# [TO BE DONE]
Check each line of the entries below for the string "mantissa"; copy every line where it appears.

# [EXERCISE INPUTS]

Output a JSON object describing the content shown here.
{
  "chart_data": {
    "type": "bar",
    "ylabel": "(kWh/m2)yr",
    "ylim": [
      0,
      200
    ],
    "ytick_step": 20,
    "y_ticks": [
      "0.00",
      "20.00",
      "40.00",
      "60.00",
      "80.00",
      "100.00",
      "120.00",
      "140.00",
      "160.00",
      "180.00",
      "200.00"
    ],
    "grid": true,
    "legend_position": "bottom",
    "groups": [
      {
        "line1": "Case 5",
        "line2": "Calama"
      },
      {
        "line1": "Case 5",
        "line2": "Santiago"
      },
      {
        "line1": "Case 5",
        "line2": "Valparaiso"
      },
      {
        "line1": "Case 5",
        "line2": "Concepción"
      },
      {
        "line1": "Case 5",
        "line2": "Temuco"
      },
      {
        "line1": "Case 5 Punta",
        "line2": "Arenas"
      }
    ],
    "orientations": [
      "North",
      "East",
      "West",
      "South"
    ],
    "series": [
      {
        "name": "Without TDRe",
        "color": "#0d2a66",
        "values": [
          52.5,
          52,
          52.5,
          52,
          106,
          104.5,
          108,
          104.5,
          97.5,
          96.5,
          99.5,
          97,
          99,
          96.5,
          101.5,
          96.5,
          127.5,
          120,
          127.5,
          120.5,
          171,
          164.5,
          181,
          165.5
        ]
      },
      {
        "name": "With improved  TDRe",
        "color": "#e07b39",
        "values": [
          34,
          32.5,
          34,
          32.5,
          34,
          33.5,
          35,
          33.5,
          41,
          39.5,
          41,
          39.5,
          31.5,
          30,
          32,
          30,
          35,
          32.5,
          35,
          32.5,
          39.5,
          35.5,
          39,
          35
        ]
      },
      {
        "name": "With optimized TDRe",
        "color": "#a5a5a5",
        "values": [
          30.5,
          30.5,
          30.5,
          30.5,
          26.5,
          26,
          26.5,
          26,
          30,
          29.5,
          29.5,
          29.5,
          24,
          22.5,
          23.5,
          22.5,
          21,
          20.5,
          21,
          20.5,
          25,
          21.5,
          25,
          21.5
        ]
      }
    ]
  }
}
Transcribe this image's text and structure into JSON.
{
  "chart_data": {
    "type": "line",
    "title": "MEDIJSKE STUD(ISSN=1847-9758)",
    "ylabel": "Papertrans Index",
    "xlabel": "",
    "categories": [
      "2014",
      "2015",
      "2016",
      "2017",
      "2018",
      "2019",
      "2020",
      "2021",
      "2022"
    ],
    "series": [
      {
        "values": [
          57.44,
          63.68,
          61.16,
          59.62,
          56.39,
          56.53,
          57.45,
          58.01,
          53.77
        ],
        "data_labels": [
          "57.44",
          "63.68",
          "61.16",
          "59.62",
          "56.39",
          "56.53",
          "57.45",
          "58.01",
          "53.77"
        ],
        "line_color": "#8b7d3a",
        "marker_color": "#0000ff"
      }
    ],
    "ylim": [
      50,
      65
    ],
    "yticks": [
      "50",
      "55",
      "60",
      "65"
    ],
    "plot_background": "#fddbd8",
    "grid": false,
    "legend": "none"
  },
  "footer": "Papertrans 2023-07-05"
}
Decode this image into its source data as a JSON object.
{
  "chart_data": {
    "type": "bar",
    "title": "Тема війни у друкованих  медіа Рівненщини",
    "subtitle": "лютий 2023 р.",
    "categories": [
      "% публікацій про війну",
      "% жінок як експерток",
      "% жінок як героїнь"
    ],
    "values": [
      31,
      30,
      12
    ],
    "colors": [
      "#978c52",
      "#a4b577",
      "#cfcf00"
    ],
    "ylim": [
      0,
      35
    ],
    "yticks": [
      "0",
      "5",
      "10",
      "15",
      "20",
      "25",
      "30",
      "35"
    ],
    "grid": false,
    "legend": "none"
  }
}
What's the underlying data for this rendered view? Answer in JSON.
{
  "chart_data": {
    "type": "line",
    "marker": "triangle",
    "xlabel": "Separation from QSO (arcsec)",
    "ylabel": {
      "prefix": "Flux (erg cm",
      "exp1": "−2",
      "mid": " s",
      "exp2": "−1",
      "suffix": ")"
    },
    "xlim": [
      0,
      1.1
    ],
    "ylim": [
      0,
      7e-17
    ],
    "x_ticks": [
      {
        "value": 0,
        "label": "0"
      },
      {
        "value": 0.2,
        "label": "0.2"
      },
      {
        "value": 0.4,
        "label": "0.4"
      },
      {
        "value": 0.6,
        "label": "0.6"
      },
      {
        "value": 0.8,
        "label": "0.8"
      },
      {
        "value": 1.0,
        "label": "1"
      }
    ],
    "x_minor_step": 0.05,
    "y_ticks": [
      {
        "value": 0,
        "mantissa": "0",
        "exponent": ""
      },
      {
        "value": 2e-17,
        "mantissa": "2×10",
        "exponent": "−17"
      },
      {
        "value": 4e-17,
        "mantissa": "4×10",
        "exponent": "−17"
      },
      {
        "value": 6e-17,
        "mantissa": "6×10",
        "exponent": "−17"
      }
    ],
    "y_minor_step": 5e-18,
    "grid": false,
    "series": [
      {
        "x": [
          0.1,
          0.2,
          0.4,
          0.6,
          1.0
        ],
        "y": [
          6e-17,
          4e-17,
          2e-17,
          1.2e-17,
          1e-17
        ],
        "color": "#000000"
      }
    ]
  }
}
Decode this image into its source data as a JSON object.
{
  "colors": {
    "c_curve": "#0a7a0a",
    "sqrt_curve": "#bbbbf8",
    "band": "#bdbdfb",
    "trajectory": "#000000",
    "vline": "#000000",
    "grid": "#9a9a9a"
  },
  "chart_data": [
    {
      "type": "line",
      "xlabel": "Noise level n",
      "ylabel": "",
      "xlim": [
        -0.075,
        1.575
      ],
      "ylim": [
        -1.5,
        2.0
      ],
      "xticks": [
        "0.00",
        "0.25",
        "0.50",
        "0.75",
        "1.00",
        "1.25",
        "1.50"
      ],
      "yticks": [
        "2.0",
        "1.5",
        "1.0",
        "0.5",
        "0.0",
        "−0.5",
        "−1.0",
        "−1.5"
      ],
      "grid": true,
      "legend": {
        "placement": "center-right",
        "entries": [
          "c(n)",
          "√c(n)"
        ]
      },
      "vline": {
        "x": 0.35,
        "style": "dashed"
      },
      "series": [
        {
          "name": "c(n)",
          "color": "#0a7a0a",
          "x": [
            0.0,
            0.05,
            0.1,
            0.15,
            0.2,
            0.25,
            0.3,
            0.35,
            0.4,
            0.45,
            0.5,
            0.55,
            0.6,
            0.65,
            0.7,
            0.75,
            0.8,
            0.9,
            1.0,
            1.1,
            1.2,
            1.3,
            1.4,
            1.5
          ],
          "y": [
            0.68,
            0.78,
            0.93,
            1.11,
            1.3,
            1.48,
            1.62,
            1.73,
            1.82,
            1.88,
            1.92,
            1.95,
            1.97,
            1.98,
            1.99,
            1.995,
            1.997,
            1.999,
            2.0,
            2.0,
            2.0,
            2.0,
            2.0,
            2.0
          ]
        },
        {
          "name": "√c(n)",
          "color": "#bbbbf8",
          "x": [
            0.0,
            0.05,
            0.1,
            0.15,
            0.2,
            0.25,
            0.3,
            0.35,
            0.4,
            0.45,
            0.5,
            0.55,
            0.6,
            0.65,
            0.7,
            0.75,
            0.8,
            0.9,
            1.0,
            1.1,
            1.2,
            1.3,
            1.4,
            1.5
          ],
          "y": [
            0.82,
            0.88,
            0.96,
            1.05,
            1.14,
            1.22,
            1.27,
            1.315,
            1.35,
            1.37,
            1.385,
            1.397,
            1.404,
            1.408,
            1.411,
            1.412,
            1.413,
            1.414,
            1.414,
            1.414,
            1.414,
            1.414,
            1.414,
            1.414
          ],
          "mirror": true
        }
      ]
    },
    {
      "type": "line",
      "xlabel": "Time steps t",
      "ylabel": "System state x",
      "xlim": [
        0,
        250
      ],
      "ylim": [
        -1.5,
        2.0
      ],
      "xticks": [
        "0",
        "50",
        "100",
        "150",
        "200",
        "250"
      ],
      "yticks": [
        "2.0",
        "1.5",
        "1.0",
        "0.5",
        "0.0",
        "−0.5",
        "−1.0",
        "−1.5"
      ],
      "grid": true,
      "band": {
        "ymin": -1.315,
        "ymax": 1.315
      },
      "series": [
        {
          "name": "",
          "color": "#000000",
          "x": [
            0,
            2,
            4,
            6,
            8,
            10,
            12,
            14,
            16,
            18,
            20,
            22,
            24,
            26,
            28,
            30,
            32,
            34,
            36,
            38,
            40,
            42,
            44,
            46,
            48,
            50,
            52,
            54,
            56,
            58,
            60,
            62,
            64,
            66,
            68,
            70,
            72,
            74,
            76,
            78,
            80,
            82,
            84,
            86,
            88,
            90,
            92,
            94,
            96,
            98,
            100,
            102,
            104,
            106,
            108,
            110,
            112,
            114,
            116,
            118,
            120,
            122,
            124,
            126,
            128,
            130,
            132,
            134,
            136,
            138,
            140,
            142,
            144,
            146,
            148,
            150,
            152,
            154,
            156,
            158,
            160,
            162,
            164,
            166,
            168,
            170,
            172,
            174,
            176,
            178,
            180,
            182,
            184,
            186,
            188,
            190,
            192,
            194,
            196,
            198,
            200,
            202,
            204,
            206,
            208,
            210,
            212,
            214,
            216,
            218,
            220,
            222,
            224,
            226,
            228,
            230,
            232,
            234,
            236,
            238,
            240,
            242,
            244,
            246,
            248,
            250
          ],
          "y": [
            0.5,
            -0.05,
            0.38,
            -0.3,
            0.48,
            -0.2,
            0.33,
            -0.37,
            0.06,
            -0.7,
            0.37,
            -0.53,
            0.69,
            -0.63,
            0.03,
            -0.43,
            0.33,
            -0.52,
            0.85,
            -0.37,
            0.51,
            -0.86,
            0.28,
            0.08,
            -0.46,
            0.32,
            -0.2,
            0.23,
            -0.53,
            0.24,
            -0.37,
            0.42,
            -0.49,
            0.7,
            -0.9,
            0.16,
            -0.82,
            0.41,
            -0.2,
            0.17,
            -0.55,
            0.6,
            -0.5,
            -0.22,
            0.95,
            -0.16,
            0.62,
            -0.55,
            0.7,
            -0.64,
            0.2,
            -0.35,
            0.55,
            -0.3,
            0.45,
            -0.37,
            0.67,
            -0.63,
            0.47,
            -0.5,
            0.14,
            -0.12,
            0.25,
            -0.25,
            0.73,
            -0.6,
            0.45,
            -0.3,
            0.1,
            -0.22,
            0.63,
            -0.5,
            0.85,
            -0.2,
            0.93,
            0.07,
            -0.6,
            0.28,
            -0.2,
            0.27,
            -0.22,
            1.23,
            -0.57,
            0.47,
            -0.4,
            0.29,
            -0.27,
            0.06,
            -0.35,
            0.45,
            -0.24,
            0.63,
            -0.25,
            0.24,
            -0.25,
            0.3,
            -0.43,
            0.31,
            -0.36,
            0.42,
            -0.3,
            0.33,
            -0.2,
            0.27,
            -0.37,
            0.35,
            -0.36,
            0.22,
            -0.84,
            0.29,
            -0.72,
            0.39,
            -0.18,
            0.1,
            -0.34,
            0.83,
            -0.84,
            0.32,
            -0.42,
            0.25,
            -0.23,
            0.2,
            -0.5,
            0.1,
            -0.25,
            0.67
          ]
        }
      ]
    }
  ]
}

# [TASK OUTPUT]
        "mantissa": "0",
        "mantissa": "2×10",
        "mantissa": "4×10",
        "mantissa": "6×10",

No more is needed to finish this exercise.